* **Texte à lire**:
***

La seule solution thérapeutique est d’apporter de nouveau un épithélium saint grâce à des cellules souches qui vont le régénérer. Quand seul un œil est atteint, la solution toute simple est d’aller prélever dans la périphérie de l’œil saint les cellules souches et le greffer dans l’œil malade.  Mais quand l’atteinte est bilatérale, cela devient un peu plus compliqué. 

Or une idée a émergée il y a longtemps, consistait à aller chercher dans la muqueuse bucale – très riche en cellules souches – un échantillon pour le mettre en culture dans un laboratoire. Notre chance à Edouard Herriot c’est d’avoir pu collaborer avec le laboratoire du Professeur Odile Damour qui est devenu la clé de voute de l’opération. En effet, c’est elle qui se charge d’extraire les cellules épithéliales de la muqueuse bucale, les mettre en culture et les faire proliférer pendant trois semaines et de telle façon qu’elles se différencient et deviennent des cellules épithéliales de la cornée. On leur fait subir comme une petite mutation.

***

* **Jeu de données**:
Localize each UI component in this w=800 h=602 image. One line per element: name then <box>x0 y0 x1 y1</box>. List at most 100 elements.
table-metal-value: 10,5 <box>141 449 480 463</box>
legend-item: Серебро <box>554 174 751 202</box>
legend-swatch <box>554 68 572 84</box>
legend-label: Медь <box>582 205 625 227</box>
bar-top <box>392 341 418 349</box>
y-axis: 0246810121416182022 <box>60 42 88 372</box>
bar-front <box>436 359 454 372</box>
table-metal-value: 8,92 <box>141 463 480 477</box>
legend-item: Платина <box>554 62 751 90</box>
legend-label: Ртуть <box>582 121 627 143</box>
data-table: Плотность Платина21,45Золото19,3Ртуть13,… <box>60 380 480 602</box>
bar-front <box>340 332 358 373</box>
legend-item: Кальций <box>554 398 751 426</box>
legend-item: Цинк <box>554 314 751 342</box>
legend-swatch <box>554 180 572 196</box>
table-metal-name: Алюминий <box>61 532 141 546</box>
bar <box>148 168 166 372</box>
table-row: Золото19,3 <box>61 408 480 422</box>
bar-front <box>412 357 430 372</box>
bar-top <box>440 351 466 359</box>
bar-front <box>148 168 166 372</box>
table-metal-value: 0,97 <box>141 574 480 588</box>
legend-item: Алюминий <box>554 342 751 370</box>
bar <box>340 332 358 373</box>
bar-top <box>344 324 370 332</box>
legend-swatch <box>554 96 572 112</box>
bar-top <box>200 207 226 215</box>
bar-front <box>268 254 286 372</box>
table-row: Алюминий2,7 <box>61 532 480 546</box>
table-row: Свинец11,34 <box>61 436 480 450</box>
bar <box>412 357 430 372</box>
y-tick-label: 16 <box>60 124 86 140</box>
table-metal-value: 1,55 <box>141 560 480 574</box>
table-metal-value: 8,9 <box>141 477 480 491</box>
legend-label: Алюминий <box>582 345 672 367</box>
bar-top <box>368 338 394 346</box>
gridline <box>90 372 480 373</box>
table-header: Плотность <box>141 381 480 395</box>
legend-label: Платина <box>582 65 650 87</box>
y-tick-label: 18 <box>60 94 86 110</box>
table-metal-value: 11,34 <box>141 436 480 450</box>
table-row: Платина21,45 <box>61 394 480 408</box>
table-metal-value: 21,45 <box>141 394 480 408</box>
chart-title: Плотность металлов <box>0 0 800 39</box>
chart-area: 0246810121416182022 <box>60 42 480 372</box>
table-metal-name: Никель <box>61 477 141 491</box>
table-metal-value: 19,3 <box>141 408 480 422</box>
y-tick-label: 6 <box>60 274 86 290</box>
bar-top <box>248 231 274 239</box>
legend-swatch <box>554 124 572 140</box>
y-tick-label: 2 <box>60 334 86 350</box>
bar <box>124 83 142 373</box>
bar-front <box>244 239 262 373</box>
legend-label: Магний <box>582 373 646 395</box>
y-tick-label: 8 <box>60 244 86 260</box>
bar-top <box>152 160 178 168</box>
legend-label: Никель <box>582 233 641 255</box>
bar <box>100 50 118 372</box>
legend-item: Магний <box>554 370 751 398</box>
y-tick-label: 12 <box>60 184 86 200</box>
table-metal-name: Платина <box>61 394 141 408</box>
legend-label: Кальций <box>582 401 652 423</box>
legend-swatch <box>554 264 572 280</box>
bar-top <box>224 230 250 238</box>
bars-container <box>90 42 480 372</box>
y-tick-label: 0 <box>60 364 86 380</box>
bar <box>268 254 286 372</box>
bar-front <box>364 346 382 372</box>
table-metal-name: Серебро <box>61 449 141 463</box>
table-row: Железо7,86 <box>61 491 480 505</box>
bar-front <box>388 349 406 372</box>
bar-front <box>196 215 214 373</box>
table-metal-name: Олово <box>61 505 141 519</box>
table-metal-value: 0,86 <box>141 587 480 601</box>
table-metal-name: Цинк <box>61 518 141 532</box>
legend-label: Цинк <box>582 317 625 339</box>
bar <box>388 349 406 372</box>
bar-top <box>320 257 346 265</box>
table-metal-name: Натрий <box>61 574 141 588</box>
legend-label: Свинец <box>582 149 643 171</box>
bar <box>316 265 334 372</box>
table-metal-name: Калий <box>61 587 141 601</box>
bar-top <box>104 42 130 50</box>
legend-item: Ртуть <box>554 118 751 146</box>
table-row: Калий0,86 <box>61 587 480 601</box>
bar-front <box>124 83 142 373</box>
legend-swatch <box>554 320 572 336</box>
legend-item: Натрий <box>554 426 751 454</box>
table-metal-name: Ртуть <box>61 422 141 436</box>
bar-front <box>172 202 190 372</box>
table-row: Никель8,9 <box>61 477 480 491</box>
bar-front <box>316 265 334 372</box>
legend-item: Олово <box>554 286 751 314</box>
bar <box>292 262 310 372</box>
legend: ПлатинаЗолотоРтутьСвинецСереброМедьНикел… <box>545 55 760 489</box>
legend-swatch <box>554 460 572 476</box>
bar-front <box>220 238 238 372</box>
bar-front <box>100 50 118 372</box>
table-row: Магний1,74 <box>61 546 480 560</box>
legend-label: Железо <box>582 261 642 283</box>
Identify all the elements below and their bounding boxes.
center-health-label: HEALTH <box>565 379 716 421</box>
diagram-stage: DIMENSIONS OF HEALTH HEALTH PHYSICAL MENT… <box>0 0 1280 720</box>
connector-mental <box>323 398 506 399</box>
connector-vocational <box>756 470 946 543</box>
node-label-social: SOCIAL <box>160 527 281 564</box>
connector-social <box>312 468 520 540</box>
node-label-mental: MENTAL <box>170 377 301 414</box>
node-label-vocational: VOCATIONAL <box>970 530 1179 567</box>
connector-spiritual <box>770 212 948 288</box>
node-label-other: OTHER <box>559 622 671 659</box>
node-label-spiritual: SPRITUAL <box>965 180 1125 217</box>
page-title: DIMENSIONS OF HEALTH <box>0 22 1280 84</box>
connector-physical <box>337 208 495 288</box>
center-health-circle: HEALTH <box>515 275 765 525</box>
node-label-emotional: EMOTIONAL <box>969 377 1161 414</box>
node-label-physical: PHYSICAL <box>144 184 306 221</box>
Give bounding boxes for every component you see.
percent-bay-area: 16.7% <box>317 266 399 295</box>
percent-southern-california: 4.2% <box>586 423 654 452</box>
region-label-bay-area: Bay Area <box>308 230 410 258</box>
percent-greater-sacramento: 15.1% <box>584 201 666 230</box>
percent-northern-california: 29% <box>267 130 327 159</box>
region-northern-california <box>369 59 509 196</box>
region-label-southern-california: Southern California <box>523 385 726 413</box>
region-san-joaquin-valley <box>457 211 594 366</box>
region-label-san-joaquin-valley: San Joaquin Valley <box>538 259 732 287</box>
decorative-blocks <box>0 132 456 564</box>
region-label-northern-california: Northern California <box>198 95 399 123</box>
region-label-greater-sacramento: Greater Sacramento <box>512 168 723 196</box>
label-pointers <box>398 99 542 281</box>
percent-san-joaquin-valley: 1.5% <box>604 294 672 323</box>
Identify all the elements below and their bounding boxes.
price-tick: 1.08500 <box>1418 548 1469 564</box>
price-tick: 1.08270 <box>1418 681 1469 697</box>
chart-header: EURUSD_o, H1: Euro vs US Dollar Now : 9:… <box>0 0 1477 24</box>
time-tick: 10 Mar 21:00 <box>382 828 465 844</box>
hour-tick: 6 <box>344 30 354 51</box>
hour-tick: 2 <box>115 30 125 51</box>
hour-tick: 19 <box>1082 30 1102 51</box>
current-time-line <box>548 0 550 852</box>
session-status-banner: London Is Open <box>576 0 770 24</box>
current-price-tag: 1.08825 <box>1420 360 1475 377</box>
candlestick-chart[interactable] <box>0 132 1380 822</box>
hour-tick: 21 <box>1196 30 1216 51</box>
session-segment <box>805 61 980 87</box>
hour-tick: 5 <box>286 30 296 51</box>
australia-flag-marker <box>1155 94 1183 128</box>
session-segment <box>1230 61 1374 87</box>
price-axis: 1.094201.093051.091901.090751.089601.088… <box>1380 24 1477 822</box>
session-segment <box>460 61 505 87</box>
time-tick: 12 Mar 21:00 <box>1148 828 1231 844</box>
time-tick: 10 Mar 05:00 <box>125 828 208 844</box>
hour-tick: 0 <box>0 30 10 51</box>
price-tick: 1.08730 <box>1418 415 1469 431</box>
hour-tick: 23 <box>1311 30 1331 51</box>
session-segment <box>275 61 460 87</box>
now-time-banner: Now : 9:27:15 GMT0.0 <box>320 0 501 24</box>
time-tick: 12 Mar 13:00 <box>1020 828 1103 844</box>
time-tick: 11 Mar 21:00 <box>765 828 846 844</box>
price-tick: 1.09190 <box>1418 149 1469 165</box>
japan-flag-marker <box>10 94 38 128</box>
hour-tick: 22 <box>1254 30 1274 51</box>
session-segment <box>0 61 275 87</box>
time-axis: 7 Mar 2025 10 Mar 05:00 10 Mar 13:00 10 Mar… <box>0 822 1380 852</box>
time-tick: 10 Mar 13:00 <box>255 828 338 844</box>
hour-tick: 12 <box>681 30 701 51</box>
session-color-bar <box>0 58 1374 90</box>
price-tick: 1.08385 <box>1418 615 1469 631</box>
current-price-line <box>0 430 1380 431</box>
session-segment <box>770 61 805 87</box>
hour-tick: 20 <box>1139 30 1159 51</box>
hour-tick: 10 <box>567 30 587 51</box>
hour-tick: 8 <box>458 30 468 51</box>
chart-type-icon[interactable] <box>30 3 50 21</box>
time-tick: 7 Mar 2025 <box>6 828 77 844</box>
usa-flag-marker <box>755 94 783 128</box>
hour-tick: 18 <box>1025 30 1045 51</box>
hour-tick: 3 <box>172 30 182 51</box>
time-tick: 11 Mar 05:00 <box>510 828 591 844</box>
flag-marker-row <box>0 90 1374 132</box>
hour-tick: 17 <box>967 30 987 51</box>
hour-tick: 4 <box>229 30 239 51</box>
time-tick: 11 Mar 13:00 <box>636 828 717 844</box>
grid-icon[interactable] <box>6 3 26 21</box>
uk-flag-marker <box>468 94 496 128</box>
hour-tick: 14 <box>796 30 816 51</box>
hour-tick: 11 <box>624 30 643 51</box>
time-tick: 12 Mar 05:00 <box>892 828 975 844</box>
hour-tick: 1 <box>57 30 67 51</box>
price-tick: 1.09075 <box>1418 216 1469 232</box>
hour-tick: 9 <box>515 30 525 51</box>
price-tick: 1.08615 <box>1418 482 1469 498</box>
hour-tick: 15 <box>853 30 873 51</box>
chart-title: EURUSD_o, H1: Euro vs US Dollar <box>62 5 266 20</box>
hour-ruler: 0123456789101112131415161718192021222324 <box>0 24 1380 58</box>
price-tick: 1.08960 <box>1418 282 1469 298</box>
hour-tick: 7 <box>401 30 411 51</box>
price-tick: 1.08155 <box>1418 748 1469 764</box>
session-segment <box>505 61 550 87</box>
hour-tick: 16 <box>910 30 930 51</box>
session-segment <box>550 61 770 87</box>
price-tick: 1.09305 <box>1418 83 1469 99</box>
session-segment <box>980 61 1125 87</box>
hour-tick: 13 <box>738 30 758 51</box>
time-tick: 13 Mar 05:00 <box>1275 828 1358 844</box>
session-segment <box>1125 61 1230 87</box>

***

Répondez à ces questions sur le texte consacré à la greffe de cellules souches pour l'œil :
1. Quand un seul œil est touché, à quel endroit prend-on les cellules souches ?
2. Quelle muqueuse le texte décrit-il comme très riche en cellules souches ?
3. Combien de temps les cellules prolifèrent-elles au laboratoire ?

1. Dans la périphérie de l'œil sain.
2. La muqueuse buccale.
3. Trois semaines.